▶ **Exercise brief**:
Pick out each line of the records in which the word "Transit" appears.

▶ **Data supplied**:
==*==

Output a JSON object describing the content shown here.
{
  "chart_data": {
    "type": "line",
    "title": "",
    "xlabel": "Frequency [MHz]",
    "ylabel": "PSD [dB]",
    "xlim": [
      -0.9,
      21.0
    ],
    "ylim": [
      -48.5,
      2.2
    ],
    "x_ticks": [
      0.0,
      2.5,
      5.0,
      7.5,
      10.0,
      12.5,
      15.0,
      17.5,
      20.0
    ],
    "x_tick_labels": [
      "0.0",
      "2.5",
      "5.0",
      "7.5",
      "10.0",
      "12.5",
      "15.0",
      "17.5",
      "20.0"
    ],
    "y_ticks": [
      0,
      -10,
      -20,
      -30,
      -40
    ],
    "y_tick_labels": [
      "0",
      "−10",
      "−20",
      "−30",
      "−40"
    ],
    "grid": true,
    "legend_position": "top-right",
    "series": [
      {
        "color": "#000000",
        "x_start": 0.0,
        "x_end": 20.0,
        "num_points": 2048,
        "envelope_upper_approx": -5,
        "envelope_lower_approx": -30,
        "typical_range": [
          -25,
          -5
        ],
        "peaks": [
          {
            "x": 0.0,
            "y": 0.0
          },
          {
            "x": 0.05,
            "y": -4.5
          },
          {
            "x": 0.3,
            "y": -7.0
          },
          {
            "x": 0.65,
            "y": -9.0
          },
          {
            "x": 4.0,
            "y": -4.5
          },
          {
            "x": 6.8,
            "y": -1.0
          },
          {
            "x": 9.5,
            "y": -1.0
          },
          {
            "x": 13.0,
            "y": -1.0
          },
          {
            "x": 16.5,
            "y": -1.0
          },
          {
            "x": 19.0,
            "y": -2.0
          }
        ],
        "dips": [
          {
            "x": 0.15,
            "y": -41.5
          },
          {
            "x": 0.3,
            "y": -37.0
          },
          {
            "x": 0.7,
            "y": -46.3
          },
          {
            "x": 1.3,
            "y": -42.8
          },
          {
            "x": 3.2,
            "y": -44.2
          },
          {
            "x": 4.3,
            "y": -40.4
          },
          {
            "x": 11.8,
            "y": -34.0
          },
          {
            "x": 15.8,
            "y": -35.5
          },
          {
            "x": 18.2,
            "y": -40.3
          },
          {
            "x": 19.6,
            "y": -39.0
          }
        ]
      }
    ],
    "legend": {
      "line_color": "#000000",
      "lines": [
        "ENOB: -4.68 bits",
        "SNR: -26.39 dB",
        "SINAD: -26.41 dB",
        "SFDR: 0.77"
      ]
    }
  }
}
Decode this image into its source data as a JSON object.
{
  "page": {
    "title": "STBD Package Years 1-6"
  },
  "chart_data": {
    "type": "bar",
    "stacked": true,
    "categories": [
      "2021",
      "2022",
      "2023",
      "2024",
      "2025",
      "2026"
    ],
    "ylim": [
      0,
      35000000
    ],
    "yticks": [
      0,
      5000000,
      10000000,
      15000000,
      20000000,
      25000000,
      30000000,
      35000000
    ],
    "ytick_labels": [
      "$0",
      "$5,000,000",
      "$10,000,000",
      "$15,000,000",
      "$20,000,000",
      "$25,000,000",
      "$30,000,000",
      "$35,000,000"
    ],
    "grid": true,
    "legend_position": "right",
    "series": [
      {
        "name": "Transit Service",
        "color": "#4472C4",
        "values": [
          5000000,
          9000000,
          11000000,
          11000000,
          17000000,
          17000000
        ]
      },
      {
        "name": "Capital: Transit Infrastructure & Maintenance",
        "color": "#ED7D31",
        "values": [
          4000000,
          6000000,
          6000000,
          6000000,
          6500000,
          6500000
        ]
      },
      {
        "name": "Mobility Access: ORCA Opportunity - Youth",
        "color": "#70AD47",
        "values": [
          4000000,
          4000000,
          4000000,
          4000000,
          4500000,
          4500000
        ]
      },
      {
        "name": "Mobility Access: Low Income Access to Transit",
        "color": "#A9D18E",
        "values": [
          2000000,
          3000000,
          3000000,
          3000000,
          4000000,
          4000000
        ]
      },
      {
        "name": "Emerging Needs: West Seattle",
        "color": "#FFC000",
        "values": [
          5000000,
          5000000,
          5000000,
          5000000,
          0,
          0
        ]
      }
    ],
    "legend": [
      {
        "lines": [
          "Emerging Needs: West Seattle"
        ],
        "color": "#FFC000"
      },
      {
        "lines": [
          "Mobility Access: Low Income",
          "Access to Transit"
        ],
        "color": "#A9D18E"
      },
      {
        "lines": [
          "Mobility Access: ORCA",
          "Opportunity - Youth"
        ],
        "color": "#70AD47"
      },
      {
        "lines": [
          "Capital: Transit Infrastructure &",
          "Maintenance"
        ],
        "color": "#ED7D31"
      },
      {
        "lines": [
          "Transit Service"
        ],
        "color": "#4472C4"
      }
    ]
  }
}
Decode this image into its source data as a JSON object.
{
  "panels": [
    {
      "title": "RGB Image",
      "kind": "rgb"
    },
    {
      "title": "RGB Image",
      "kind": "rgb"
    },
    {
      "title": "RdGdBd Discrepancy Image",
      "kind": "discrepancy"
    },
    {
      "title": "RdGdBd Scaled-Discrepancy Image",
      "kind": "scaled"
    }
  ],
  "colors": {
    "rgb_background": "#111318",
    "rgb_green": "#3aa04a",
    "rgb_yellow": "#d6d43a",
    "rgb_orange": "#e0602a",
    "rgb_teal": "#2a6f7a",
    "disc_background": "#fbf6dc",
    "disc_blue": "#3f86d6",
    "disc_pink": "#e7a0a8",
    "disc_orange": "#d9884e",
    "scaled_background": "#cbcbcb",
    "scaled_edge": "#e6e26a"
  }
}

==*==

▶ **Complete response**:
        "name": "Transit Service",
        "name": "Capital: Transit Infrastructure & Maintenance",
        "name": "Mobility Access: Low Income Access to Transit",
          "Access to Transit"
          "Capital: Transit Infrastructure &",
          "Transit Service"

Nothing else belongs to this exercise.